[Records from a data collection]
::::

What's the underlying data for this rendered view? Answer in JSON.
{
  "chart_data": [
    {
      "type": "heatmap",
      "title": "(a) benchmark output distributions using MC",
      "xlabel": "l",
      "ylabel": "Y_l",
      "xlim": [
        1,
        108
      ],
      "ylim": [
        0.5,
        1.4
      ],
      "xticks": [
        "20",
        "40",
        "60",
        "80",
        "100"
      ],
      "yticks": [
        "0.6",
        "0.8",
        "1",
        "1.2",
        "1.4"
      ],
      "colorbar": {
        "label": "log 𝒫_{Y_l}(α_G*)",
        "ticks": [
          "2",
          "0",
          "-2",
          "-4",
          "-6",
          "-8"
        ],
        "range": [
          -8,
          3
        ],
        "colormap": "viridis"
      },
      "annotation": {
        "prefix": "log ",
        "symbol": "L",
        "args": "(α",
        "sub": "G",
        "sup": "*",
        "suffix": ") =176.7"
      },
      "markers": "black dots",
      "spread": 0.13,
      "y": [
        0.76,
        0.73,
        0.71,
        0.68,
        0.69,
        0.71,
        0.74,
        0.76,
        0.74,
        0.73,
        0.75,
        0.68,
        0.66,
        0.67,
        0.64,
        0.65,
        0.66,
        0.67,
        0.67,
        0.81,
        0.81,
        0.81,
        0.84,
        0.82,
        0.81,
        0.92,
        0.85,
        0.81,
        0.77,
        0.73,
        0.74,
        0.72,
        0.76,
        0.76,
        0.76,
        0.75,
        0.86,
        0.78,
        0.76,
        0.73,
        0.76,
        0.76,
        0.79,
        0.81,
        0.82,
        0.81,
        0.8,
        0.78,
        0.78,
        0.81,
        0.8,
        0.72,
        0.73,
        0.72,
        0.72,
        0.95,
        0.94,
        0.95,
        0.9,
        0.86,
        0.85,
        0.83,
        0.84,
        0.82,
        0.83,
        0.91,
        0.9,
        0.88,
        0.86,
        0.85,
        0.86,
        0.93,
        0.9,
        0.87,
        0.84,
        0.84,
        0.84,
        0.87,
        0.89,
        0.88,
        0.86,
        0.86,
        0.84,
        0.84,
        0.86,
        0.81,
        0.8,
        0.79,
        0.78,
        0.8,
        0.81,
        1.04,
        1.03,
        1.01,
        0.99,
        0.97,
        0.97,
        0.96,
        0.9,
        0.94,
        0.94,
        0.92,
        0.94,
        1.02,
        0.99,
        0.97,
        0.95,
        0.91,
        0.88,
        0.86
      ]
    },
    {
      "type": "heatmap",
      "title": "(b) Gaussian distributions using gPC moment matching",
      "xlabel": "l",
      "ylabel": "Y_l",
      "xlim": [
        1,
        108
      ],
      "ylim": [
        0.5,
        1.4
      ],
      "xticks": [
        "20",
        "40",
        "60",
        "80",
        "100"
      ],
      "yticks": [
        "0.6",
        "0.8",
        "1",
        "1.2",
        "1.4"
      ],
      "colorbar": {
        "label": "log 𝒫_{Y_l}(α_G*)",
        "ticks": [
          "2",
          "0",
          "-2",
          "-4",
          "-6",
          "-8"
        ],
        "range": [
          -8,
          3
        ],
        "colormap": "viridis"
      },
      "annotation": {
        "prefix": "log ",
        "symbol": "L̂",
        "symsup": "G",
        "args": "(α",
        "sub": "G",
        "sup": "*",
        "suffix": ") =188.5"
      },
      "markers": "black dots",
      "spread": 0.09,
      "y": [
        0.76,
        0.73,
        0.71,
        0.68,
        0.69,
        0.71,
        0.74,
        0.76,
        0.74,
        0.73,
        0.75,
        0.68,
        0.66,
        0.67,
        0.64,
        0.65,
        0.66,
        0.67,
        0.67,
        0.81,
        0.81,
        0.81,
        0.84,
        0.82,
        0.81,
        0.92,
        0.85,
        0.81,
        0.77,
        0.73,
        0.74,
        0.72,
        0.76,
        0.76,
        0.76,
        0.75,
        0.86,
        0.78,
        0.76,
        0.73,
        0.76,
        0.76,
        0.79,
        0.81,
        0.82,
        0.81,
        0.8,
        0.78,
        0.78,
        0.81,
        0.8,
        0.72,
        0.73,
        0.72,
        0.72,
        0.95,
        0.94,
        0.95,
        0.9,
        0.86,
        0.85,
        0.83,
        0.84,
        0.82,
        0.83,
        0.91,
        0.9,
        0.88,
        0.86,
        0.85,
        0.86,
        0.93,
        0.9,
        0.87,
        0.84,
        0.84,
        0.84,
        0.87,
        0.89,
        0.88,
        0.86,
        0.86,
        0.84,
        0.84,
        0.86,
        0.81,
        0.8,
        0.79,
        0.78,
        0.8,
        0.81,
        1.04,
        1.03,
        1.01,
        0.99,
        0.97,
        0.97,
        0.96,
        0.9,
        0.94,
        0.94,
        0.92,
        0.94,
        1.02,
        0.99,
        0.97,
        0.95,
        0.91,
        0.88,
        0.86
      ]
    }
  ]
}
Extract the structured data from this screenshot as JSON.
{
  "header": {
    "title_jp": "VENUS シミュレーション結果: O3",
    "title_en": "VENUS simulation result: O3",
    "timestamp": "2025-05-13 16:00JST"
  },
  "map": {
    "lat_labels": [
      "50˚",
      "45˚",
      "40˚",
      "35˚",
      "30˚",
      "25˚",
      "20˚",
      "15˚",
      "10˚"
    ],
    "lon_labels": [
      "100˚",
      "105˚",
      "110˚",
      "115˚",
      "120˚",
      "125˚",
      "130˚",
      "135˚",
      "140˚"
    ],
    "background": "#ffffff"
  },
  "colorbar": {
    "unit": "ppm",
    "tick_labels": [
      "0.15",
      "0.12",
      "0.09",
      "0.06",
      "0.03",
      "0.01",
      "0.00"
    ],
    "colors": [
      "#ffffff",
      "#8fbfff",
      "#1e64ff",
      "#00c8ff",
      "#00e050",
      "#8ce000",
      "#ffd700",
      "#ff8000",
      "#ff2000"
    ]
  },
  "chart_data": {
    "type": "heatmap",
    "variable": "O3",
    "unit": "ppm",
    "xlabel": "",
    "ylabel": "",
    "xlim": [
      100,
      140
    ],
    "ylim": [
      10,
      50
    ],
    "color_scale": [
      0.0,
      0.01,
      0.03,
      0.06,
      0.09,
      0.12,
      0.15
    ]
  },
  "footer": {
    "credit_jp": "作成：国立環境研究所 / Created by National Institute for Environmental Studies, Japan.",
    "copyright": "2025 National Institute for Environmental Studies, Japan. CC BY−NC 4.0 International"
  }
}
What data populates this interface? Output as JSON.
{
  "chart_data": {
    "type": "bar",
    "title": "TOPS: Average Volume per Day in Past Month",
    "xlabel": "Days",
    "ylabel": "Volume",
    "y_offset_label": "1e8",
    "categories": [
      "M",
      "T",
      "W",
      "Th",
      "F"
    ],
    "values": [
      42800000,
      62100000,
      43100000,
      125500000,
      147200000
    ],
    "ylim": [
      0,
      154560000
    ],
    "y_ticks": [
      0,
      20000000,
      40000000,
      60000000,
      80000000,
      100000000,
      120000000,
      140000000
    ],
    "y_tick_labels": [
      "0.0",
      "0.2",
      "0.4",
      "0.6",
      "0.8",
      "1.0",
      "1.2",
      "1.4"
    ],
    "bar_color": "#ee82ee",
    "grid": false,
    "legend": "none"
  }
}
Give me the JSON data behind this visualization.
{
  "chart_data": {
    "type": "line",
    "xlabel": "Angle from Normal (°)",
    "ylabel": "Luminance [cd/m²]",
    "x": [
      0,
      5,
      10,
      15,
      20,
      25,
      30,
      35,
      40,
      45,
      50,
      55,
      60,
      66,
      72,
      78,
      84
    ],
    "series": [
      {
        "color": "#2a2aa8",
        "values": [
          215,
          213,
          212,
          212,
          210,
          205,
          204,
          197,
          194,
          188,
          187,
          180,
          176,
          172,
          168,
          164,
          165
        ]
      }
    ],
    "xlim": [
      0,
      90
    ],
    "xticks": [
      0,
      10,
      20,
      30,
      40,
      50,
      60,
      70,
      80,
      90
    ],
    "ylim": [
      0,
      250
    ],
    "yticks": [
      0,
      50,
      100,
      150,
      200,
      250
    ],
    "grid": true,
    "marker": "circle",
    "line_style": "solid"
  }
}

::::

__Task details__.
Of the lines in the entries above, how many include "this"? Only the number should be given.

__Exercise response__.
4